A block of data
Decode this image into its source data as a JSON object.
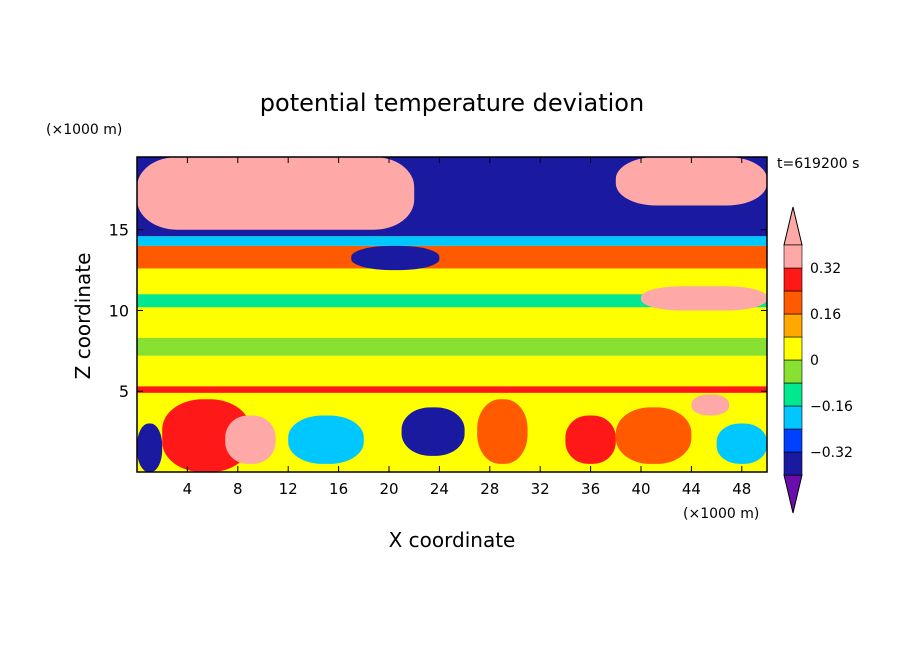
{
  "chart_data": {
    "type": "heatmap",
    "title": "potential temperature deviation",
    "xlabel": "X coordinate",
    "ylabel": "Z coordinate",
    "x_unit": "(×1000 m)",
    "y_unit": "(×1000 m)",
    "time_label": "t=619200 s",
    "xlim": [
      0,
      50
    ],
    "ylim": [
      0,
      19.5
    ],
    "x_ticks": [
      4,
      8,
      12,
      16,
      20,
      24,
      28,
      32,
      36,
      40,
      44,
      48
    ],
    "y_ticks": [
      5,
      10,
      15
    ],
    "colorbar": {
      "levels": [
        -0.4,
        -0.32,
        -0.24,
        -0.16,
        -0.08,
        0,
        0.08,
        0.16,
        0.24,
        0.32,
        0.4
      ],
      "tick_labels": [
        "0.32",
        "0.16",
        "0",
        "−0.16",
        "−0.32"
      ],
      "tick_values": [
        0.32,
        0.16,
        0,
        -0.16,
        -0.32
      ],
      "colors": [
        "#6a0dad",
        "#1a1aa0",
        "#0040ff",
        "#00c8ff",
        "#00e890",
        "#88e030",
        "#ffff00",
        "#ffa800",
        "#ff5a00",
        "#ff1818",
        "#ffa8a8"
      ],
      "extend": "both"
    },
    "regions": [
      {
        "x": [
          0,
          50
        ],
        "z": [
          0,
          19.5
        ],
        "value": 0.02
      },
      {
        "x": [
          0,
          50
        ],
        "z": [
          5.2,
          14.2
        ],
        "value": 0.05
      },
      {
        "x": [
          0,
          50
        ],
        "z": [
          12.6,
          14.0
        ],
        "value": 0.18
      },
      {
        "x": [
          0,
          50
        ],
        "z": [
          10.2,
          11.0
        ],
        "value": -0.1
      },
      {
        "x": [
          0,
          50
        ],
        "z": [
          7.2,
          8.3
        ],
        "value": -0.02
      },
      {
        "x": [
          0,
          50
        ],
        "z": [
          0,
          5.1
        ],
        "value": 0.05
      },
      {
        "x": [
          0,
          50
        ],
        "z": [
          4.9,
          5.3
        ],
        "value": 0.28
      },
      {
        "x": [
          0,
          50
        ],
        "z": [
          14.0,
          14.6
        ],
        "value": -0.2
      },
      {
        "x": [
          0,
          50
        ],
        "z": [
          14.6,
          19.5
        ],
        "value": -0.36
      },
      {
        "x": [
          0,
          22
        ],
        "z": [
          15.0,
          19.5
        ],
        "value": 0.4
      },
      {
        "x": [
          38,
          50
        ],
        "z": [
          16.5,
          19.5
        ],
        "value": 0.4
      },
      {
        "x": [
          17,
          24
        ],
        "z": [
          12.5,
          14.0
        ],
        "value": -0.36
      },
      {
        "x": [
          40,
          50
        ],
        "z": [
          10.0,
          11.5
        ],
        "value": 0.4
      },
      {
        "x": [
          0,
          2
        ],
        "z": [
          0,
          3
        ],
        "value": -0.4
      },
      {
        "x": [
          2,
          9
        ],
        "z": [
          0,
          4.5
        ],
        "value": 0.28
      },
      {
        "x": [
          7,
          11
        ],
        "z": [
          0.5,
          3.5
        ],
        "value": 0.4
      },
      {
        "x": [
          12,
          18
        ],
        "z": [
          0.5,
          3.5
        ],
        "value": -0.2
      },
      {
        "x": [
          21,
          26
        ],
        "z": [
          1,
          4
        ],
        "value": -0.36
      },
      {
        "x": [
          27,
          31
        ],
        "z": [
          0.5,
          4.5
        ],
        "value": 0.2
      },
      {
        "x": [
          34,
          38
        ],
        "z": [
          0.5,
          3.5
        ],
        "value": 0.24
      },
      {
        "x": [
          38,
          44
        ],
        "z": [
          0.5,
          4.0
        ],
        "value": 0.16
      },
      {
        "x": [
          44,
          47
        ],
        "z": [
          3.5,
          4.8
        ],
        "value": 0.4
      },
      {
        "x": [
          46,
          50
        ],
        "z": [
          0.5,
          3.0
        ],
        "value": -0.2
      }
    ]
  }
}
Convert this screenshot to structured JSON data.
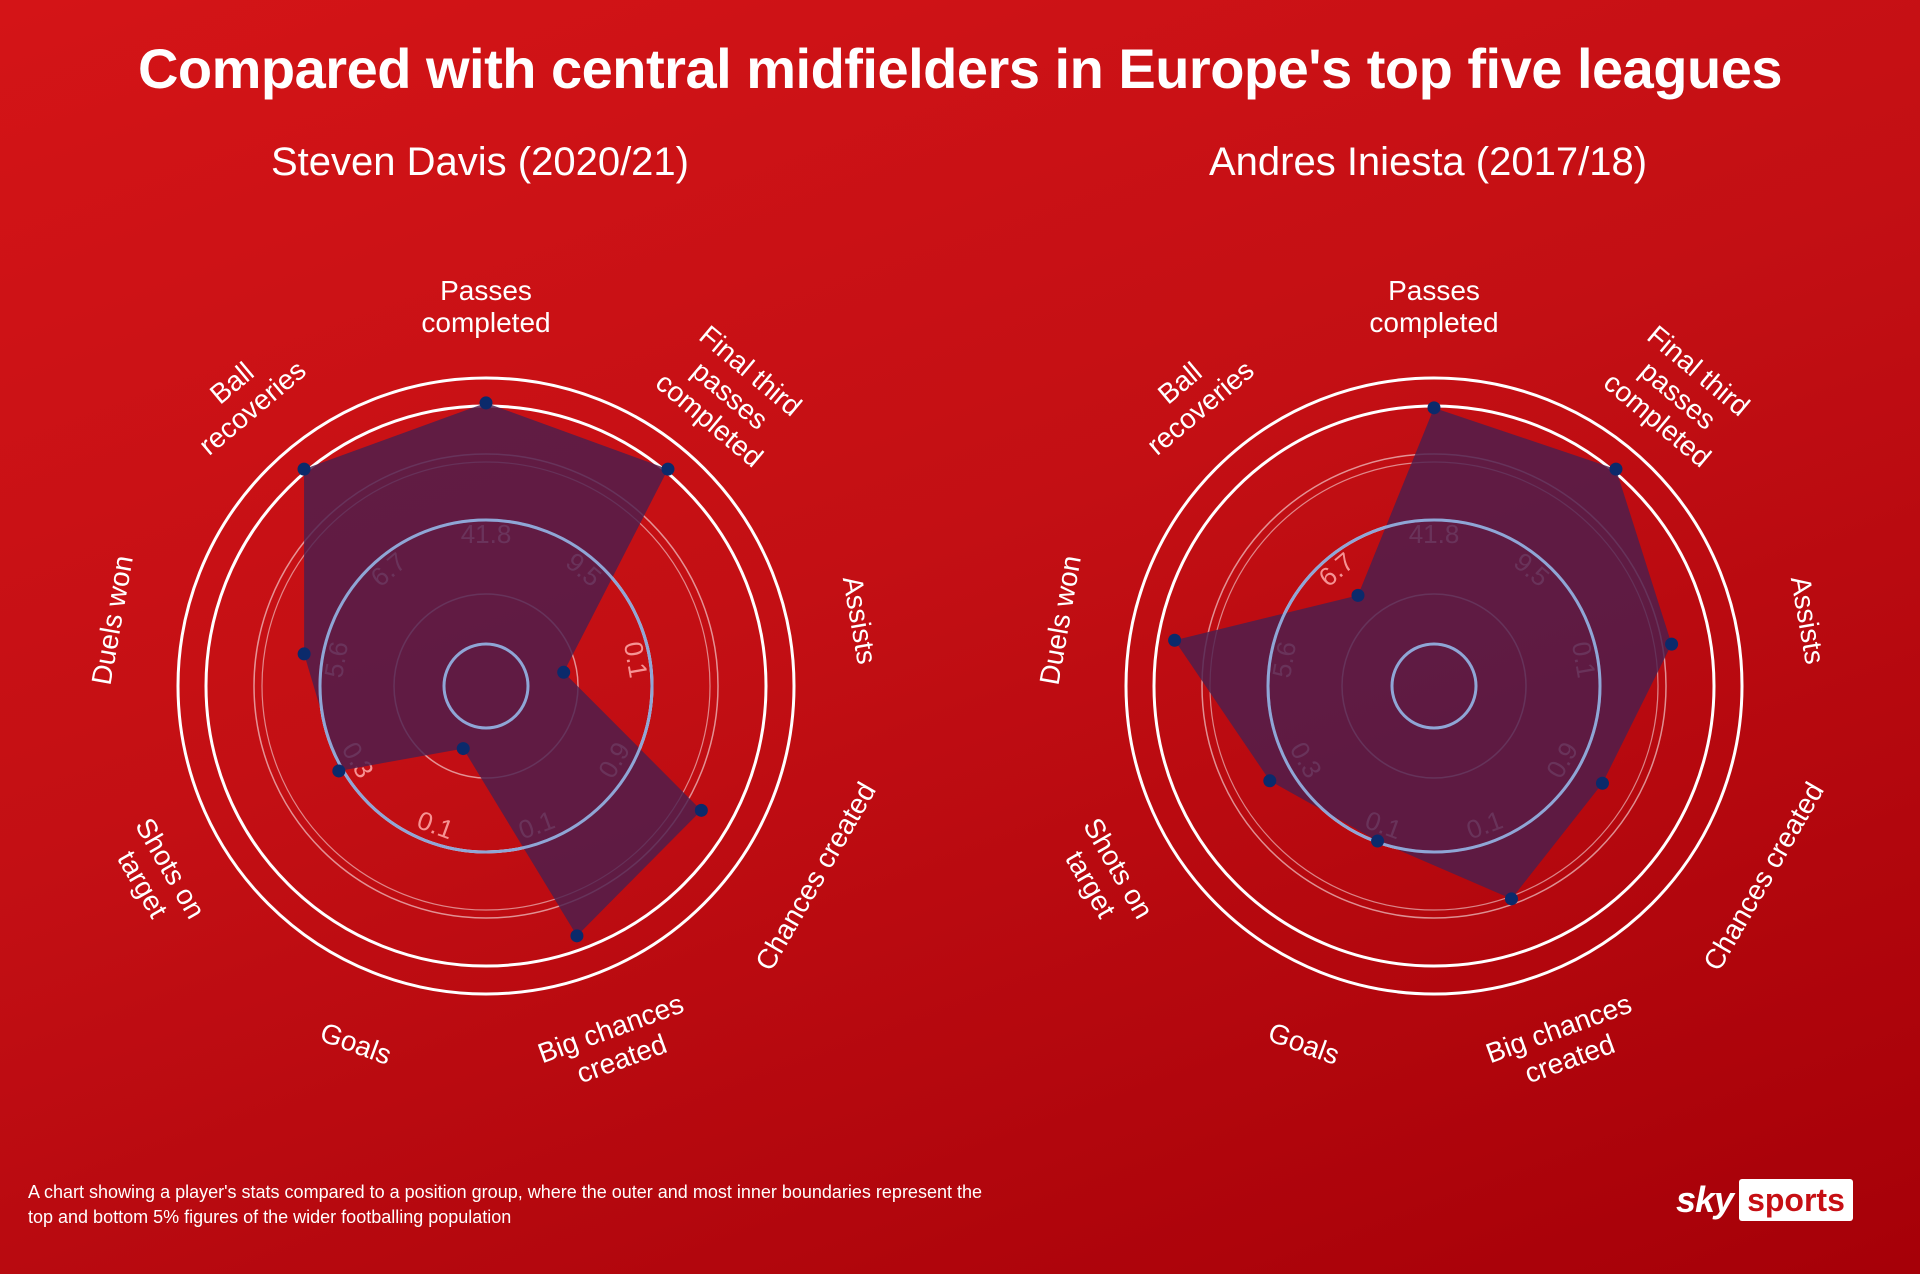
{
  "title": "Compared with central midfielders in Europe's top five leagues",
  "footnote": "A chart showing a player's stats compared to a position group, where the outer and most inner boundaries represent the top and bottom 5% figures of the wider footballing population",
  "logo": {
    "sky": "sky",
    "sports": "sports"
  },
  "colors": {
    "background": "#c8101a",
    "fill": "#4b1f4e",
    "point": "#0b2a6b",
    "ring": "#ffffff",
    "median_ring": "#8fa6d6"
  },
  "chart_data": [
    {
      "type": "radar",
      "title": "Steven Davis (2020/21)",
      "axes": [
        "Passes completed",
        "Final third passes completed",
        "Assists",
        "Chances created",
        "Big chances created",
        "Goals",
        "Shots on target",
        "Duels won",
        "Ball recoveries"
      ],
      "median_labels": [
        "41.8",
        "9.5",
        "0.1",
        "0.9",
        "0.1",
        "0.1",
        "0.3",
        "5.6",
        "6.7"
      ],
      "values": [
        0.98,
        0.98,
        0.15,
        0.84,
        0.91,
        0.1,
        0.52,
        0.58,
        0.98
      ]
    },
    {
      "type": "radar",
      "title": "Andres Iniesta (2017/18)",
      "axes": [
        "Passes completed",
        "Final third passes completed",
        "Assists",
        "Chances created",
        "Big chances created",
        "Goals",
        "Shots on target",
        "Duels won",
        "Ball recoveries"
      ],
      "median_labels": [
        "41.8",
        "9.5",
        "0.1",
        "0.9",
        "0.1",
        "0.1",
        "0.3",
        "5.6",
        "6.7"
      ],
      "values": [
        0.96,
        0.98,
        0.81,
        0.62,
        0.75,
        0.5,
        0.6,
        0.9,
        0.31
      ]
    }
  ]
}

*Directive*.
What is the number of lines in the listing that contain the string "coordinate"? Reply with that number alone.

*Full response*.
2